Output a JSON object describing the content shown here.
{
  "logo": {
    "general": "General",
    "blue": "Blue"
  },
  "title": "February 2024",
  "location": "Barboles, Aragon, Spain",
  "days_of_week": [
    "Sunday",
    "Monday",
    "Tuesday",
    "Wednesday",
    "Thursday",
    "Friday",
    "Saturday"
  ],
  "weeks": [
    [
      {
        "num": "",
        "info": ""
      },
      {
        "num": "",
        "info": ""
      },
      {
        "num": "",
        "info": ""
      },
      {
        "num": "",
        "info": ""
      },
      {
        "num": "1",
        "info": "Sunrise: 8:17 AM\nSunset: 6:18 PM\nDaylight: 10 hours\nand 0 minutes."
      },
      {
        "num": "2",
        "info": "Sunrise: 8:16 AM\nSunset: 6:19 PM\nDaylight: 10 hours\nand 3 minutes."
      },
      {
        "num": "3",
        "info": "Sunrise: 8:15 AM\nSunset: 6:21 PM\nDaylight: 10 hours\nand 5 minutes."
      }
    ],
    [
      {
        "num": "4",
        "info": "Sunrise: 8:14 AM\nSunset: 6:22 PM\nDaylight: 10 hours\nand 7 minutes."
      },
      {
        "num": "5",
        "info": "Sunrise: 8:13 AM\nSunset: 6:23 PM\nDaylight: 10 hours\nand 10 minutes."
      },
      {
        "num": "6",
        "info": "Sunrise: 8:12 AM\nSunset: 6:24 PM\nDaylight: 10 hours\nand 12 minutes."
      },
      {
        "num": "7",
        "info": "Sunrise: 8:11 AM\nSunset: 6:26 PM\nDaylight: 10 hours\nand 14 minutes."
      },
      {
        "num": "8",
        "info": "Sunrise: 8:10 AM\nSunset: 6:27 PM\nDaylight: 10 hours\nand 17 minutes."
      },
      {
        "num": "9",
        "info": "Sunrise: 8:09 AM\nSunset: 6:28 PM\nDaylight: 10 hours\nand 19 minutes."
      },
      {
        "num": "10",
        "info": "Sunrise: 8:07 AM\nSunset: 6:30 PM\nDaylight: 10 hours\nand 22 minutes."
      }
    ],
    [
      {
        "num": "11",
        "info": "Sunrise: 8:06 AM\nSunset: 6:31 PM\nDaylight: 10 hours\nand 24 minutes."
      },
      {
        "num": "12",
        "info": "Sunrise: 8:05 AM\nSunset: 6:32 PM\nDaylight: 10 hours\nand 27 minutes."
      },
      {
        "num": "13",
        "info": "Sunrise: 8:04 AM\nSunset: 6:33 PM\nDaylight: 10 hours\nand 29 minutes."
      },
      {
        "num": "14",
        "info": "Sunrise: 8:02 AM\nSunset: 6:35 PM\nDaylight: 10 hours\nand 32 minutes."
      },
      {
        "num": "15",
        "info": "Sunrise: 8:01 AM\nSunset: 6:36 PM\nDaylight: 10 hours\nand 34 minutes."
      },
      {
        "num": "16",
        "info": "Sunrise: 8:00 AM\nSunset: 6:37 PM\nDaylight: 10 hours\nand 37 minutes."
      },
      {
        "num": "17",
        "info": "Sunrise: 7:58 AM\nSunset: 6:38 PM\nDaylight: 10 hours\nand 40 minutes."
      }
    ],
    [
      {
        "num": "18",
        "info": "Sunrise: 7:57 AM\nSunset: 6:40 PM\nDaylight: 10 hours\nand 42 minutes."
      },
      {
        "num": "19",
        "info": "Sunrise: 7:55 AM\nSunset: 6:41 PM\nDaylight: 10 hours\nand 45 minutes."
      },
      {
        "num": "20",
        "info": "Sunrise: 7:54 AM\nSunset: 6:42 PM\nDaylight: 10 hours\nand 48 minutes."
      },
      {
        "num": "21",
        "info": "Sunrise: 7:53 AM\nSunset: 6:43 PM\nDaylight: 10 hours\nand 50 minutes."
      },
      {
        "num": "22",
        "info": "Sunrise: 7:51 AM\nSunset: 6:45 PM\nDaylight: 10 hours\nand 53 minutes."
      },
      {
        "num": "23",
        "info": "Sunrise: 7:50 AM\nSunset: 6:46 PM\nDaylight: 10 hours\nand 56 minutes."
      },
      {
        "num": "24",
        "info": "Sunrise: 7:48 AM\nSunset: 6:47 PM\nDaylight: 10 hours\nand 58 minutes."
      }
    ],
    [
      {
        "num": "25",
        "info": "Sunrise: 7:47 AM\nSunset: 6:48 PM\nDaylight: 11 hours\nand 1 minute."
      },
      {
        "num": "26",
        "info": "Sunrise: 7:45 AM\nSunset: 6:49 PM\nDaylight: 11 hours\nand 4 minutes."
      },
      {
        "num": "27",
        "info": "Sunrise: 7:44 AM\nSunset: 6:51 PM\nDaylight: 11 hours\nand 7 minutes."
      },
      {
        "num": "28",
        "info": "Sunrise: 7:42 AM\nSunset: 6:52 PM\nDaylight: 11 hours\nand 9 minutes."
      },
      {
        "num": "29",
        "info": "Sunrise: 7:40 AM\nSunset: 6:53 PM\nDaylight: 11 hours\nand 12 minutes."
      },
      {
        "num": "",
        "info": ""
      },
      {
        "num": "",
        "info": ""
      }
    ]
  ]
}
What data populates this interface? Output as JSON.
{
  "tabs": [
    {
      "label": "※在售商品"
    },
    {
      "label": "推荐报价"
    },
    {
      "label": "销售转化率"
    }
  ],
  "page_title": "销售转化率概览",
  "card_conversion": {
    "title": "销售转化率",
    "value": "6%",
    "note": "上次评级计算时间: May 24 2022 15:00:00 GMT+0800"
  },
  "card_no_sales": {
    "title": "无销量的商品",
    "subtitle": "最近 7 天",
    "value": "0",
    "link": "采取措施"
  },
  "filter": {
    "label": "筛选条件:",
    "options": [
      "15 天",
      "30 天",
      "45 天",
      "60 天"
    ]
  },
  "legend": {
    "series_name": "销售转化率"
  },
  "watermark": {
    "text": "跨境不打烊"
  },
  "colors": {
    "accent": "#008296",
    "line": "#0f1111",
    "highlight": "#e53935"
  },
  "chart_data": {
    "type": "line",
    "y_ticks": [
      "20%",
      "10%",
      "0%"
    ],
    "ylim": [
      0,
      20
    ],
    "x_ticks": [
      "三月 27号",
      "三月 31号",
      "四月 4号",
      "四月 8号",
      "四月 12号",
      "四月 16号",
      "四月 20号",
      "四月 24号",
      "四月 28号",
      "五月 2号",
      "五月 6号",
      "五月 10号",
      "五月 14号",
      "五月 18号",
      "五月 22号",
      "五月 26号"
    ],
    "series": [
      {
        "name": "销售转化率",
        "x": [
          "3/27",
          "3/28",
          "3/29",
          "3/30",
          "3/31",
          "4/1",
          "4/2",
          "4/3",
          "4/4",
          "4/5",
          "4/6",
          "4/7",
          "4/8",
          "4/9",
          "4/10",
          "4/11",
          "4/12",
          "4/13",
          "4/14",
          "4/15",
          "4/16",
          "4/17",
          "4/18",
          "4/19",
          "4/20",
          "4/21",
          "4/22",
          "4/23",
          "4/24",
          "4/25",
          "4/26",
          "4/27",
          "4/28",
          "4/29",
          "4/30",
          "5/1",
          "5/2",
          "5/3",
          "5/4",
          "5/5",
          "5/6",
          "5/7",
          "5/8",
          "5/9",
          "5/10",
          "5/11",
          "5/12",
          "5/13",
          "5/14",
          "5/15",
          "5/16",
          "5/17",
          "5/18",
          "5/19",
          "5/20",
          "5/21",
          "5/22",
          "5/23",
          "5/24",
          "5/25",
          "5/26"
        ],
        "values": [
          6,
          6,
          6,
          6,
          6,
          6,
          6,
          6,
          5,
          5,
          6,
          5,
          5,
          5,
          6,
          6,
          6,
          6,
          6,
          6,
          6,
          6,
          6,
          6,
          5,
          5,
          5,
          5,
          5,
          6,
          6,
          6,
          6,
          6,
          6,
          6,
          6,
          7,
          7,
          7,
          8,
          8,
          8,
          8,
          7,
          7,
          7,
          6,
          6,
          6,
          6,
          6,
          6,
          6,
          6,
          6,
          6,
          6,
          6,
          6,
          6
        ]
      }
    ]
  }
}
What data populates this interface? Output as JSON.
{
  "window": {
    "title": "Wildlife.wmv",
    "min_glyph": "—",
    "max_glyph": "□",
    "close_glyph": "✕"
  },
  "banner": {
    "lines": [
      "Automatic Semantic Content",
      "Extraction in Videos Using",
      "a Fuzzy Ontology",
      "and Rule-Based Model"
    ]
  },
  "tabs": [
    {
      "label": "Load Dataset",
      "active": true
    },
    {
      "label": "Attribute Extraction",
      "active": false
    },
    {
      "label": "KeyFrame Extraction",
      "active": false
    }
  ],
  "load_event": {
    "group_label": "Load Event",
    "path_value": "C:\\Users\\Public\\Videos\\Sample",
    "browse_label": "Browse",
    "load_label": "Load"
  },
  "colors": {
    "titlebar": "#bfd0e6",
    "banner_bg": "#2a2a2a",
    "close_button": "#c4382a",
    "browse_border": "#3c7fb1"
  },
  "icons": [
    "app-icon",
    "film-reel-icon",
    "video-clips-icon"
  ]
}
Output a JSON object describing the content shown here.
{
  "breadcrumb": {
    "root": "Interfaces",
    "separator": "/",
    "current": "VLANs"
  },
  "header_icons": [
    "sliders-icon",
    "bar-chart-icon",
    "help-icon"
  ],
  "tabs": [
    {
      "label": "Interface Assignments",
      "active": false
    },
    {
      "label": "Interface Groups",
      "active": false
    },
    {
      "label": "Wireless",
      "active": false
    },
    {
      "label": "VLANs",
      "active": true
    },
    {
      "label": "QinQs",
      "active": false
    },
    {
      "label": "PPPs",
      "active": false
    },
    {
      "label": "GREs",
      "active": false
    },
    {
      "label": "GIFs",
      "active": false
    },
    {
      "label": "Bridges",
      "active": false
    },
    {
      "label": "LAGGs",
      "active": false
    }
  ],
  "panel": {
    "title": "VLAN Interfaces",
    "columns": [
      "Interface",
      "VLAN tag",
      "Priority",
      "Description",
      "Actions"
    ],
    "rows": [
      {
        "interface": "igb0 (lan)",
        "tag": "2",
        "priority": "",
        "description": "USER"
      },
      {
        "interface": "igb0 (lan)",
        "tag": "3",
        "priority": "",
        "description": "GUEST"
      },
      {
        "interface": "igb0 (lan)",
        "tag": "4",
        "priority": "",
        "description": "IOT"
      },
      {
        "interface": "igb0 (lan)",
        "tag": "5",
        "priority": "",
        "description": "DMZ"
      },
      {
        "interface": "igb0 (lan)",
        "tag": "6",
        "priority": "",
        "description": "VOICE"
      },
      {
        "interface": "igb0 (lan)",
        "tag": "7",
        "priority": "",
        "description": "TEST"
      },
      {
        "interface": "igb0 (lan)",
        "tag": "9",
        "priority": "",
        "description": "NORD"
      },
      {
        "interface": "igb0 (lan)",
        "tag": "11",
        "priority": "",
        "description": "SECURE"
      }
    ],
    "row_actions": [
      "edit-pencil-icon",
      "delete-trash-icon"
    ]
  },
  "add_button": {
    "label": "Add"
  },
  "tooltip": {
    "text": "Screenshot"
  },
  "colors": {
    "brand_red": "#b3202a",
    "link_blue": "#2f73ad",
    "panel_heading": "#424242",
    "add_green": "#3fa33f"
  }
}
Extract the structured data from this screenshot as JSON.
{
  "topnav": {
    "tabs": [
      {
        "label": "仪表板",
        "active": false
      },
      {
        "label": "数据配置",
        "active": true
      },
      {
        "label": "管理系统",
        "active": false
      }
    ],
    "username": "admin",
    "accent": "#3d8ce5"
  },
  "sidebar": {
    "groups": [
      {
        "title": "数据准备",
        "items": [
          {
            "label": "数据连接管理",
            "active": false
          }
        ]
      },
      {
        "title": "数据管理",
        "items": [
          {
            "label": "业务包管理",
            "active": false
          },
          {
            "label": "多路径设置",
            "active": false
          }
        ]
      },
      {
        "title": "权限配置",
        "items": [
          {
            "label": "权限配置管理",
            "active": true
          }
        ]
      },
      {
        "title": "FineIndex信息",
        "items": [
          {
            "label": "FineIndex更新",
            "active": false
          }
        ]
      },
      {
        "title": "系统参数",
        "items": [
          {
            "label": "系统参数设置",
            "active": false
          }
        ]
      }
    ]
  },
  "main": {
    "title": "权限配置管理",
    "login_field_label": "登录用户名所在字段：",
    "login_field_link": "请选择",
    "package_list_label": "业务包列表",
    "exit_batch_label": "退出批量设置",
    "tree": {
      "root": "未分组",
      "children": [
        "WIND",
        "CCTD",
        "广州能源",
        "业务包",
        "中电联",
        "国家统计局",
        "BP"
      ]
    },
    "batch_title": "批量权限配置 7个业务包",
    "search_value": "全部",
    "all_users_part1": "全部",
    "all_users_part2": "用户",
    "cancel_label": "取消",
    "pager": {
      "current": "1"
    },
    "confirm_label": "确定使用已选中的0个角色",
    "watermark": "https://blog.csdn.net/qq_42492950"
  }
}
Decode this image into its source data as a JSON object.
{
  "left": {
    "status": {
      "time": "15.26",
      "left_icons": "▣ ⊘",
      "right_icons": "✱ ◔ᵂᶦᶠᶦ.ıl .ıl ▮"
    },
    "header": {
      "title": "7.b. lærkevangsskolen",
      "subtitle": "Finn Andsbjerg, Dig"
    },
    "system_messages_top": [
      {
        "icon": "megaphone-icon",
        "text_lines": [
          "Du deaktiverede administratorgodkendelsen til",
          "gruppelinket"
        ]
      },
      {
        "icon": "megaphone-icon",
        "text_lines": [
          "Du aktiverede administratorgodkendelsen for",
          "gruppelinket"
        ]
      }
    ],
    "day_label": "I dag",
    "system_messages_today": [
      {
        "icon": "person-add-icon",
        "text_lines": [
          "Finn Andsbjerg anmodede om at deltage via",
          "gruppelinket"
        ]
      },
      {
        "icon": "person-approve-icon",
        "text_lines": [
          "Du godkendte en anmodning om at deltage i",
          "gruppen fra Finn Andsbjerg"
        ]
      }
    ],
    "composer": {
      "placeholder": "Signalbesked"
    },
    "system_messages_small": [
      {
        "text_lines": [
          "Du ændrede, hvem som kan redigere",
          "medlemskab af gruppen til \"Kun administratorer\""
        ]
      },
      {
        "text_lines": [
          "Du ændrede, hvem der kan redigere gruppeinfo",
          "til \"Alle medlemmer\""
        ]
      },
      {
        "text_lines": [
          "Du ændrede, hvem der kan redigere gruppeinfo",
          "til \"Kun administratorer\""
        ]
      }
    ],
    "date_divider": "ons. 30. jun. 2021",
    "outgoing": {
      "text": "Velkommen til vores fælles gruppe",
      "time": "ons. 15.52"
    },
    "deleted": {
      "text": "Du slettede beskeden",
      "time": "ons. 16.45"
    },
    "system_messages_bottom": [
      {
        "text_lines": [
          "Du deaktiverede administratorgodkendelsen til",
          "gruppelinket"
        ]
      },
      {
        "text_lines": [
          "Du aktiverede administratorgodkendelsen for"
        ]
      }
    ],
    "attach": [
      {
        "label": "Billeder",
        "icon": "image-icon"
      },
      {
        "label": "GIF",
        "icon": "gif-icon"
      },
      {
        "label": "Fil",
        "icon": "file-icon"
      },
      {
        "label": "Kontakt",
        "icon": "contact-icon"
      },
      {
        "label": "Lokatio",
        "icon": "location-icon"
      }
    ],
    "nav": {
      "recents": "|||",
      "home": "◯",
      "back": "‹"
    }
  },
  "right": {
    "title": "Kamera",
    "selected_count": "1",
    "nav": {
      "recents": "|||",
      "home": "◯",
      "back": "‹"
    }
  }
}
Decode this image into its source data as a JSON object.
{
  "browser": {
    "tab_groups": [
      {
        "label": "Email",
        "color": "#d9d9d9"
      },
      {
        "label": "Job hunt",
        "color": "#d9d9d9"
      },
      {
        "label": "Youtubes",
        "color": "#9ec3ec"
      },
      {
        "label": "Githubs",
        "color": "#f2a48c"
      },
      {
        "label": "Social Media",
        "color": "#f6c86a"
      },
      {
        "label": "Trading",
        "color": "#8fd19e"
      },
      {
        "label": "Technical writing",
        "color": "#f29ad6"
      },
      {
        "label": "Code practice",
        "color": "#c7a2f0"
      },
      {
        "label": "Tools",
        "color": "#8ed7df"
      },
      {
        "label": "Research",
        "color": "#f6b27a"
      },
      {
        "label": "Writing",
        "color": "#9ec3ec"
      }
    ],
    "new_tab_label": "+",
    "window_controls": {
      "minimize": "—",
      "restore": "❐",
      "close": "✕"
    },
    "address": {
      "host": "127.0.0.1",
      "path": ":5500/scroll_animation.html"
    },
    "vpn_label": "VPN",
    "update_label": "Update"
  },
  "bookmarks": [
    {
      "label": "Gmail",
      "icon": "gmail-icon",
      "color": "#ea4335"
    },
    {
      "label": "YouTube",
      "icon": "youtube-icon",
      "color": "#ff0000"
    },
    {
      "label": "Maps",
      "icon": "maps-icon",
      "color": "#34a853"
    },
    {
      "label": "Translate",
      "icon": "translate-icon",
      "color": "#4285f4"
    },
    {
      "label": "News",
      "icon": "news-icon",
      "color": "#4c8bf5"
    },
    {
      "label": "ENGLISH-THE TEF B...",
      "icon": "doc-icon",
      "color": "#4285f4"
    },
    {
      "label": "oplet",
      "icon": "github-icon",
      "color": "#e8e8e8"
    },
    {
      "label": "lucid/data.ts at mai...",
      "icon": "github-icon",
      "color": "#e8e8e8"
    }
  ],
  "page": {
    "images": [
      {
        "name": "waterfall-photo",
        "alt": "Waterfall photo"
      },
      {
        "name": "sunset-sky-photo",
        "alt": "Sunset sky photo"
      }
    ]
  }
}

- _STATED PROBLEM_
Write down every line of the data above that includes the string "Andsbjerg".

- _ANSWER TO THIS TASK_
      "subtitle": "Finn Andsbjerg, Dig"
          "Finn Andsbjerg anmodede om at deltage via",
          "gruppen fra Finn Andsbjerg"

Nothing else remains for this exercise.